Wherever the word "data" appears in the entries, copy the whole line.
---- INPUT ROWS
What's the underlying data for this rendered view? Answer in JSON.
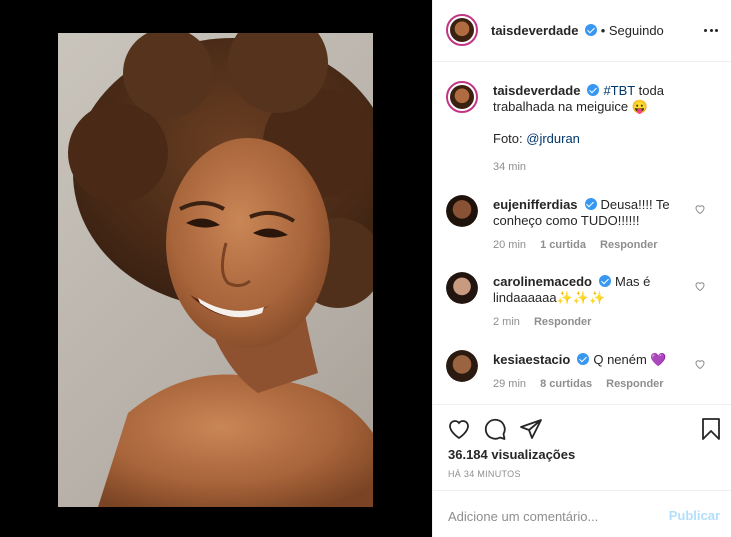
{
  "post": {
    "author": "taisdeverdade",
    "follow_status": "• Seguindo",
    "caption_username": "taisdeverdade",
    "caption_tag": "#TBT",
    "caption_text": "toda trabalhada na meiguice 😛",
    "caption_photo_prefix": "Foto:",
    "caption_photo_credit": "@jrduran",
    "caption_time": "34 min"
  },
  "comments": [
    {
      "username": "eujenifferdias",
      "text": "Deusa!!!! Te conheço como TUDO!!!!!!",
      "time": "20 min",
      "likes": "1 curtida",
      "reply": "Responder"
    },
    {
      "username": "carolinemacedo",
      "text": "Mas é lindaaaaaa✨✨✨",
      "time": "2 min",
      "reply": "Responder"
    },
    {
      "username": "kesiaestacio",
      "text": "Q neném 💜",
      "time": "29 min",
      "likes": "8 curtidas",
      "reply": "Responder"
    }
  ],
  "stats": {
    "views": "36.184 visualizações",
    "posted_ago": "HÁ 34 MINUTOS"
  },
  "comment_box": {
    "placeholder": "Adicione um comentário...",
    "post_label": "Publicar"
  },
  "icons": {
    "verified": "verified-badge-icon",
    "like": "heart-icon",
    "comment": "comment-bubble-icon",
    "share": "paper-plane-icon",
    "save": "bookmark-icon",
    "more": "more-options-icon"
  },
  "colors": {
    "verified": "#3897f0",
    "link": "#00376b",
    "muted": "#8e8e8e",
    "publish_disabled": "#b2dffc",
    "story_ring": "#c13584"
  }
}
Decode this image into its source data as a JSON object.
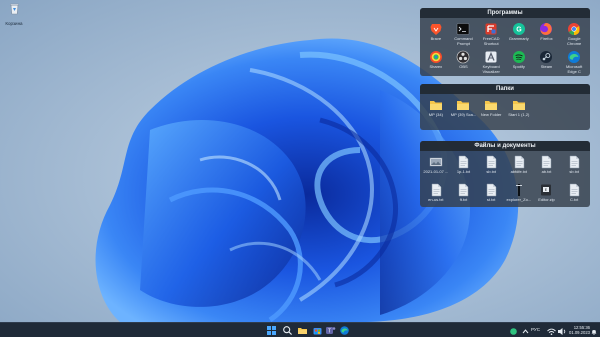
{
  "desktop": {
    "icons": [
      {
        "label": "Корзина",
        "icon": "recycle-bin-icon"
      }
    ]
  },
  "fences": [
    {
      "title": "Программы",
      "items": [
        {
          "label": "Brave",
          "icon": "brave-icon",
          "color": "#fb542b"
        },
        {
          "label": "Command Prompt",
          "icon": "terminal-icon",
          "color": "#0c0c0c"
        },
        {
          "label": "FreeCAD Shortcut",
          "icon": "freecad-icon",
          "color": "#3b6fd6"
        },
        {
          "label": "Grammarly",
          "icon": "grammarly-icon",
          "color": "#15c39a"
        },
        {
          "label": "Firefox",
          "icon": "firefox-icon",
          "color": "#ff7139"
        },
        {
          "label": "Google Chrome",
          "icon": "chrome-icon",
          "color": "#4285f4"
        },
        {
          "label": "Sharex",
          "icon": "sharex-icon",
          "color": "#2dbb5c"
        },
        {
          "label": "OBS",
          "icon": "obs-icon",
          "color": "#302e31"
        },
        {
          "label": "Keyboard Visualizer",
          "icon": "keyboard-visualizer-icon",
          "color": "#5a6170"
        },
        {
          "label": "Spotify",
          "icon": "spotify-icon",
          "color": "#1db954"
        },
        {
          "label": "Steam",
          "icon": "steam-icon",
          "color": "#1b2838"
        },
        {
          "label": "Microsoft Edge C",
          "icon": "edge-icon",
          "color": "#0f7bd8"
        }
      ]
    },
    {
      "title": "Папки",
      "items": [
        {
          "label": "MP (34)",
          "icon": "folder-icon",
          "color": "#f6c64b"
        },
        {
          "label": "MP (39) Sca...",
          "icon": "folder-icon",
          "color": "#f6c64b"
        },
        {
          "label": "New Folder",
          "icon": "folder-icon",
          "color": "#f6c64b"
        },
        {
          "label": "Start 1 (1,2)",
          "icon": "folder-icon",
          "color": "#f6c64b"
        }
      ]
    },
    {
      "title": "Файлы и документы",
      "items": [
        {
          "label": "2021-01-07 ...",
          "icon": "image-file-icon",
          "color": "#9aa7b8"
        },
        {
          "label": "1p-1.txt",
          "icon": "document-icon",
          "color": "#e8edf3"
        },
        {
          "label": "sb.txt",
          "icon": "document-icon",
          "color": "#e8edf3"
        },
        {
          "label": "abfdfe.txt",
          "icon": "document-icon",
          "color": "#e8edf3"
        },
        {
          "label": "ab.txt",
          "icon": "document-icon",
          "color": "#e8edf3"
        },
        {
          "label": "sb.txt",
          "icon": "document-icon",
          "color": "#e8edf3"
        },
        {
          "label": "en-us.txt",
          "icon": "document-icon",
          "color": "#e8edf3"
        },
        {
          "label": "ft.txt",
          "icon": "document-icon",
          "color": "#e8edf3"
        },
        {
          "label": "st.txt",
          "icon": "document-icon",
          "color": "#e8edf3"
        },
        {
          "label": "explorer_Zo...",
          "icon": "pinned-file-icon",
          "color": "#cfd6de"
        },
        {
          "label": "Editor.zip",
          "icon": "zip-archive-icon",
          "color": "#2a2f36"
        },
        {
          "label": "C.txt",
          "icon": "document-icon",
          "color": "#e8edf3"
        }
      ]
    }
  ],
  "taskbar": {
    "apps": [
      {
        "name": "start",
        "icon": "windows-start-icon"
      },
      {
        "name": "search",
        "icon": "search-icon"
      },
      {
        "name": "file-explorer",
        "icon": "folder-icon"
      },
      {
        "name": "store",
        "icon": "store-icon"
      },
      {
        "name": "teams",
        "icon": "teams-icon"
      },
      {
        "name": "edge",
        "icon": "edge-icon"
      }
    ],
    "tray": {
      "language": "РУС",
      "time": "12:55:36",
      "date": "01.09.2023"
    }
  },
  "colors": {
    "accent": "#1f5fe0",
    "taskbar": "#1f2a38",
    "fence_bg": "#343e4a"
  }
}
--------
**ANSWER BELOW**
What's the underlying data for this rendered view? Answer in JSON.
Decode this image into its source data as a JSON object.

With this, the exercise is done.